-- START OF DATASET ENTRIES --

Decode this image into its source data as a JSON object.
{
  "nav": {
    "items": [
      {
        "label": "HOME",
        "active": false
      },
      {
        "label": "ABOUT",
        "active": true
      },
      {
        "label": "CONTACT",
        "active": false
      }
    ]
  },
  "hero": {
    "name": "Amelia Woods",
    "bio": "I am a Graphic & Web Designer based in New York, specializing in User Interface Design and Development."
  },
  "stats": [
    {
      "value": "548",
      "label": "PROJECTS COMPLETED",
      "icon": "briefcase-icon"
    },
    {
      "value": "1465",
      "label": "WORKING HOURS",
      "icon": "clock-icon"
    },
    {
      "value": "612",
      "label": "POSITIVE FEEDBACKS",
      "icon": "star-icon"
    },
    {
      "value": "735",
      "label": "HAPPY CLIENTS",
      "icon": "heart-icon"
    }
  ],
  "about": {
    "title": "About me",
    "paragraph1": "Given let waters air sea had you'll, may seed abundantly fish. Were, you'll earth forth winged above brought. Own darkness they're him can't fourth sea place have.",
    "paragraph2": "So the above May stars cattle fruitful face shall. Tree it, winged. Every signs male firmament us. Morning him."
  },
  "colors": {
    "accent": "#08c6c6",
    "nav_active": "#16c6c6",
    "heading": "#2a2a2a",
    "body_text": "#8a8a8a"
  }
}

-- END OF DATASET ENTRIES --

### WHAT IS REQUIRED
Your task is to transcribe the listing above in full, exactly as given.

### COMPLETE RESPONSE
Decode this image into its source data as a JSON object.
{
  "nav": {
    "items": [
      {
        "label": "HOME",
        "active": false
      },
      {
        "label": "ABOUT",
        "active": true
      },
      {
        "label": "CONTACT",
        "active": false
      }
    ]
  },
  "hero": {
    "name": "Amelia Woods",
    "bio": "I am a Graphic & Web Designer based in New York, specializing in User Interface Design and Development."
  },
  "stats": [
    {
      "value": "548",
      "label": "PROJECTS COMPLETED",
      "icon": "briefcase-icon"
    },
    {
      "value": "1465",
      "label": "WORKING HOURS",
      "icon": "clock-icon"
    },
    {
      "value": "612",
      "label": "POSITIVE FEEDBACKS",
      "icon": "star-icon"
    },
    {
      "value": "735",
      "label": "HAPPY CLIENTS",
      "icon": "heart-icon"
    }
  ],
  "about": {
    "title": "About me",
    "paragraph1": "Given let waters air sea had you'll, may seed abundantly fish. Were, you'll earth forth winged above brought. Own darkness they're him can't fourth sea place have.",
    "paragraph2": "So the above May stars cattle fruitful face shall. Tree it, winged. Every signs male firmament us. Morning him."
  },
  "colors": {
    "accent": "#08c6c6",
    "nav_active": "#16c6c6",
    "heading": "#2a2a2a",
    "body_text": "#8a8a8a"
  }
}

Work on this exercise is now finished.